The request. Would you output the whole listing below, exactly as it reads?

Records to process.
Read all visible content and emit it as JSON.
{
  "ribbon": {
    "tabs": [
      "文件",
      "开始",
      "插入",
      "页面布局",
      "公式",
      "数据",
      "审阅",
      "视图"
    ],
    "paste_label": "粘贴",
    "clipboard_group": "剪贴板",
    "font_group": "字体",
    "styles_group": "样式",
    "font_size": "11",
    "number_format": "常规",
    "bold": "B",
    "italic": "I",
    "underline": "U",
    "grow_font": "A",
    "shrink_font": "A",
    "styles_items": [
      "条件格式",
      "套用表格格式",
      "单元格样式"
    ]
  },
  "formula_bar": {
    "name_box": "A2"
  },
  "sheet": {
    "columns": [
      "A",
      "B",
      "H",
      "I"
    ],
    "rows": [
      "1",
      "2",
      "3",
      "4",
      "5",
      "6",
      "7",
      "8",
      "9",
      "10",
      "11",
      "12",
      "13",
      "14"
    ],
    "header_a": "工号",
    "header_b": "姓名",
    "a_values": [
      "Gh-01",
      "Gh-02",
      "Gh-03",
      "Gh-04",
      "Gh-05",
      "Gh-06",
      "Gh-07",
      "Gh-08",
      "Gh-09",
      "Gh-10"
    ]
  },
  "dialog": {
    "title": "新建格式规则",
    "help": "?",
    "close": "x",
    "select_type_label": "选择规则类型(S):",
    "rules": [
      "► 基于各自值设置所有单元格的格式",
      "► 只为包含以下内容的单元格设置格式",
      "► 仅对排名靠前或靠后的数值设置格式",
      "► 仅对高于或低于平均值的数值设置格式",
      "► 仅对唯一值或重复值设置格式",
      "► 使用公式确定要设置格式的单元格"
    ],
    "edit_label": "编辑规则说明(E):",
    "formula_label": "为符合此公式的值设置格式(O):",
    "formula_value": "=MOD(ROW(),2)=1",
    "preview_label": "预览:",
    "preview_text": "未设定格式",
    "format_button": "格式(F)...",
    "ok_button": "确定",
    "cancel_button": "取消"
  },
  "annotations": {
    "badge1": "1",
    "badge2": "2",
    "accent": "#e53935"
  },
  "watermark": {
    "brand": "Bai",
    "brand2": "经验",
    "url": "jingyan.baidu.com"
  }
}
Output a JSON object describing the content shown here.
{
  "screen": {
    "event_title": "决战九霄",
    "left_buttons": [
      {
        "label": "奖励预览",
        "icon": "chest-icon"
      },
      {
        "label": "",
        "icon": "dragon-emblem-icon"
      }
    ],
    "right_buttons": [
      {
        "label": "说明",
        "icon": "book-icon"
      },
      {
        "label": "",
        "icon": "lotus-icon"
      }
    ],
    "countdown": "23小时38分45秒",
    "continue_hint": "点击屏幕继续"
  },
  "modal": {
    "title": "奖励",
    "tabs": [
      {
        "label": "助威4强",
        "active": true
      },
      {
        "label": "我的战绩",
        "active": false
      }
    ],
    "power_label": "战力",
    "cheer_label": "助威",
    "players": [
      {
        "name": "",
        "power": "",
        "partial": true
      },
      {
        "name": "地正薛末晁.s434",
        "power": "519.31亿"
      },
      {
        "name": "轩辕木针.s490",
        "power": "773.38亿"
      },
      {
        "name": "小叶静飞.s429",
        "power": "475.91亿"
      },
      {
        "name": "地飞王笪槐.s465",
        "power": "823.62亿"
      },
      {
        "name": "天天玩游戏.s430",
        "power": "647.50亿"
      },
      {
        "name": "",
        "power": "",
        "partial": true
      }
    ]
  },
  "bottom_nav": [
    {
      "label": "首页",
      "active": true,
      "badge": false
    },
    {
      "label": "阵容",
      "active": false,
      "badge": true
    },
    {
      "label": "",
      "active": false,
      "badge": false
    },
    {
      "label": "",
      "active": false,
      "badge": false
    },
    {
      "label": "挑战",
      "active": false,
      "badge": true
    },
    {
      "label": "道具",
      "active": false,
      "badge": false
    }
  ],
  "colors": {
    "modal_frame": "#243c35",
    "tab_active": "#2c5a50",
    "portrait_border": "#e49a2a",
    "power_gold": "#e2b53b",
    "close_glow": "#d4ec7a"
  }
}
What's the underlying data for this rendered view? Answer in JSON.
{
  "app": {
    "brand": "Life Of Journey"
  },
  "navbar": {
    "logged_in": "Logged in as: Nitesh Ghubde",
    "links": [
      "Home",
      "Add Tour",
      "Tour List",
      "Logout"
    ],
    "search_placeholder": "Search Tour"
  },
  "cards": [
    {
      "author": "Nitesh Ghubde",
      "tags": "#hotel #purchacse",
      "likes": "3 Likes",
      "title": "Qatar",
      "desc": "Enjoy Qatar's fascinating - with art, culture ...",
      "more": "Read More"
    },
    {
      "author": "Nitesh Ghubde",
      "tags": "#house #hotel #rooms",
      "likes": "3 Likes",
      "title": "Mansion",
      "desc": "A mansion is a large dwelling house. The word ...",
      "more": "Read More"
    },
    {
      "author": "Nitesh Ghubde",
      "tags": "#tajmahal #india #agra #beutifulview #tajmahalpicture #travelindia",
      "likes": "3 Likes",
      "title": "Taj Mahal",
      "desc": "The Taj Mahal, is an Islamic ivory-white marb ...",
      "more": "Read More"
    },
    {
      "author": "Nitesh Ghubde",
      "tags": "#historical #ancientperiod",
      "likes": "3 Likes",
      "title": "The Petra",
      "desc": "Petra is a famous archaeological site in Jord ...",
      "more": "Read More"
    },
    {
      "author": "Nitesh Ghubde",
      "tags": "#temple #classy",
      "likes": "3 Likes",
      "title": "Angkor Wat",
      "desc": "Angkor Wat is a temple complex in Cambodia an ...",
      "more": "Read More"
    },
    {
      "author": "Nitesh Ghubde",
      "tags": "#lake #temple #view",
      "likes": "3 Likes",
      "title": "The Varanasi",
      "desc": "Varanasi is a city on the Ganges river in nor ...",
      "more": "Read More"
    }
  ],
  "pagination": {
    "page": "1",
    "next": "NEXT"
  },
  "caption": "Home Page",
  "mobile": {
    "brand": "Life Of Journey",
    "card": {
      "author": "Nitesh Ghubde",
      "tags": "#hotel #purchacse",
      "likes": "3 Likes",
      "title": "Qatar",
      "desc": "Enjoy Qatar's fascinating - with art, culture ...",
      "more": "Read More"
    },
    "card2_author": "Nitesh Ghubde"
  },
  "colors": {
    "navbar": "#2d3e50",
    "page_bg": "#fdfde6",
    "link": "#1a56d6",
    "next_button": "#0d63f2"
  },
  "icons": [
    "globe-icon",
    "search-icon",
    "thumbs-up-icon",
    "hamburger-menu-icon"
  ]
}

Output for this task.
Read all visible content and emit it as JSON.
{
  "ribbon": {
    "tabs": [
      "文件",
      "开始",
      "插入",
      "页面布局",
      "公式",
      "数据",
      "审阅",
      "视图"
    ],
    "paste_label": "粘贴",
    "clipboard_group": "剪贴板",
    "font_group": "字体",
    "styles_group": "样式",
    "font_size": "11",
    "number_format": "常规",
    "bold": "B",
    "italic": "I",
    "underline": "U",
    "grow_font": "A",
    "shrink_font": "A",
    "styles_items": [
      "条件格式",
      "套用表格格式",
      "单元格样式"
    ]
  },
  "formula_bar": {
    "name_box": "A2"
  },
  "sheet": {
    "columns": [
      "A",
      "B",
      "H",
      "I"
    ],
    "rows": [
      "1",
      "2",
      "3",
      "4",
      "5",
      "6",
      "7",
      "8",
      "9",
      "10",
      "11",
      "12",
      "13",
      "14"
    ],
    "header_a": "工号",
    "header_b": "姓名",
    "a_values": [
      "Gh-01",
      "Gh-02",
      "Gh-03",
      "Gh-04",
      "Gh-05",
      "Gh-06",
      "Gh-07",
      "Gh-08",
      "Gh-09",
      "Gh-10"
    ]
  },
  "dialog": {
    "title": "新建格式规则",
    "help": "?",
    "close": "x",
    "select_type_label": "选择规则类型(S):",
    "rules": [
      "► 基于各自值设置所有单元格的格式",
      "► 只为包含以下内容的单元格设置格式",
      "► 仅对排名靠前或靠后的数值设置格式",
      "► 仅对高于或低于平均值的数值设置格式",
      "► 仅对唯一值或重复值设置格式",
      "► 使用公式确定要设置格式的单元格"
    ],
    "edit_label": "编辑规则说明(E):",
    "formula_label": "为符合此公式的值设置格式(O):",
    "formula_value": "=MOD(ROW(),2)=1",
    "preview_label": "预览:",
    "preview_text": "未设定格式",
    "format_button": "格式(F)...",
    "ok_button": "确定",
    "cancel_button": "取消"
  },
  "annotations": {
    "badge1": "1",
    "badge2": "2",
    "accent": "#e53935"
  },
  "watermark": {
    "brand": "Bai",
    "brand2": "经验",
    "url": "jingyan.baidu.com"
  }
}
Output a JSON object describing the content shown here.
{
  "screen": {
    "event_title": "决战九霄",
    "left_buttons": [
      {
        "label": "奖励预览",
        "icon": "chest-icon"
      },
      {
        "label": "",
        "icon": "dragon-emblem-icon"
      }
    ],
    "right_buttons": [
      {
        "label": "说明",
        "icon": "book-icon"
      },
      {
        "label": "",
        "icon": "lotus-icon"
      }
    ],
    "countdown": "23小时38分45秒",
    "continue_hint": "点击屏幕继续"
  },
  "modal": {
    "title": "奖励",
    "tabs": [
      {
        "label": "助威4强",
        "active": true
      },
      {
        "label": "我的战绩",
        "active": false
      }
    ],
    "power_label": "战力",
    "cheer_label": "助威",
    "players": [
      {
        "name": "",
        "power": "",
        "partial": true
      },
      {
        "name": "地正薛末晁.s434",
        "power": "519.31亿"
      },
      {
        "name": "轩辕木针.s490",
        "power": "773.38亿"
      },
      {
        "name": "小叶静飞.s429",
        "power": "475.91亿"
      },
      {
        "name": "地飞王笪槐.s465",
        "power": "823.62亿"
      },
      {
        "name": "天天玩游戏.s430",
        "power": "647.50亿"
      },
      {
        "name": "",
        "power": "",
        "partial": true
      }
    ]
  },
  "bottom_nav": [
    {
      "label": "首页",
      "active": true,
      "badge": false
    },
    {
      "label": "阵容",
      "active": false,
      "badge": true
    },
    {
      "label": "",
      "active": false,
      "badge": false
    },
    {
      "label": "",
      "active": false,
      "badge": false
    },
    {
      "label": "挑战",
      "active": false,
      "badge": true
    },
    {
      "label": "道具",
      "active": false,
      "badge": false
    }
  ],
  "colors": {
    "modal_frame": "#243c35",
    "tab_active": "#2c5a50",
    "portrait_border": "#e49a2a",
    "power_gold": "#e2b53b",
    "close_glow": "#d4ec7a"
  }
}
What's the underlying data for this rendered view? Answer in JSON.
{
  "app": {
    "brand": "Life Of Journey"
  },
  "navbar": {
    "logged_in": "Logged in as: Nitesh Ghubde",
    "links": [
      "Home",
      "Add Tour",
      "Tour List",
      "Logout"
    ],
    "search_placeholder": "Search Tour"
  },
  "cards": [
    {
      "author": "Nitesh Ghubde",
      "tags": "#hotel #purchacse",
      "likes": "3 Likes",
      "title": "Qatar",
      "desc": "Enjoy Qatar's fascinating - with art, culture ...",
      "more": "Read More"
    },
    {
      "author": "Nitesh Ghubde",
      "tags": "#house #hotel #rooms",
      "likes": "3 Likes",
      "title": "Mansion",
      "desc": "A mansion is a large dwelling house. The word ...",
      "more": "Read More"
    },
    {
      "author": "Nitesh Ghubde",
      "tags": "#tajmahal #india #agra #beutifulview #tajmahalpicture #travelindia",
      "likes": "3 Likes",
      "title": "Taj Mahal",
      "desc": "The Taj Mahal, is an Islamic ivory-white marb ...",
      "more": "Read More"
    },
    {
      "author": "Nitesh Ghubde",
      "tags": "#historical #ancientperiod",
      "likes": "3 Likes",
      "title": "The Petra",
      "desc": "Petra is a famous archaeological site in Jord ...",
      "more": "Read More"
    },
    {
      "author": "Nitesh Ghubde",
      "tags": "#temple #classy",
      "likes": "3 Likes",
      "title": "Angkor Wat",
      "desc": "Angkor Wat is a temple complex in Cambodia an ...",
      "more": "Read More"
    },
    {
      "author": "Nitesh Ghubde",
      "tags": "#lake #temple #view",
      "likes": "3 Likes",
      "title": "The Varanasi",
      "desc": "Varanasi is a city on the Ganges river in nor ...",
      "more": "Read More"
    }
  ],
  "pagination": {
    "page": "1",
    "next": "NEXT"
  },
  "caption": "Home Page",
  "mobile": {
    "brand": "Life Of Journey",
    "card": {
      "author": "Nitesh Ghubde",
      "tags": "#hotel #purchacse",
      "likes": "3 Likes",
      "title": "Qatar",
      "desc": "Enjoy Qatar's fascinating - with art, culture ...",
      "more": "Read More"
    },
    "card2_author": "Nitesh Ghubde"
  },
  "colors": {
    "navbar": "#2d3e50",
    "page_bg": "#fdfde6",
    "link": "#1a56d6",
    "next_button": "#0d63f2"
  },
  "icons": [
    "globe-icon",
    "search-icon",
    "thumbs-up-icon",
    "hamburger-menu-icon"
  ]
}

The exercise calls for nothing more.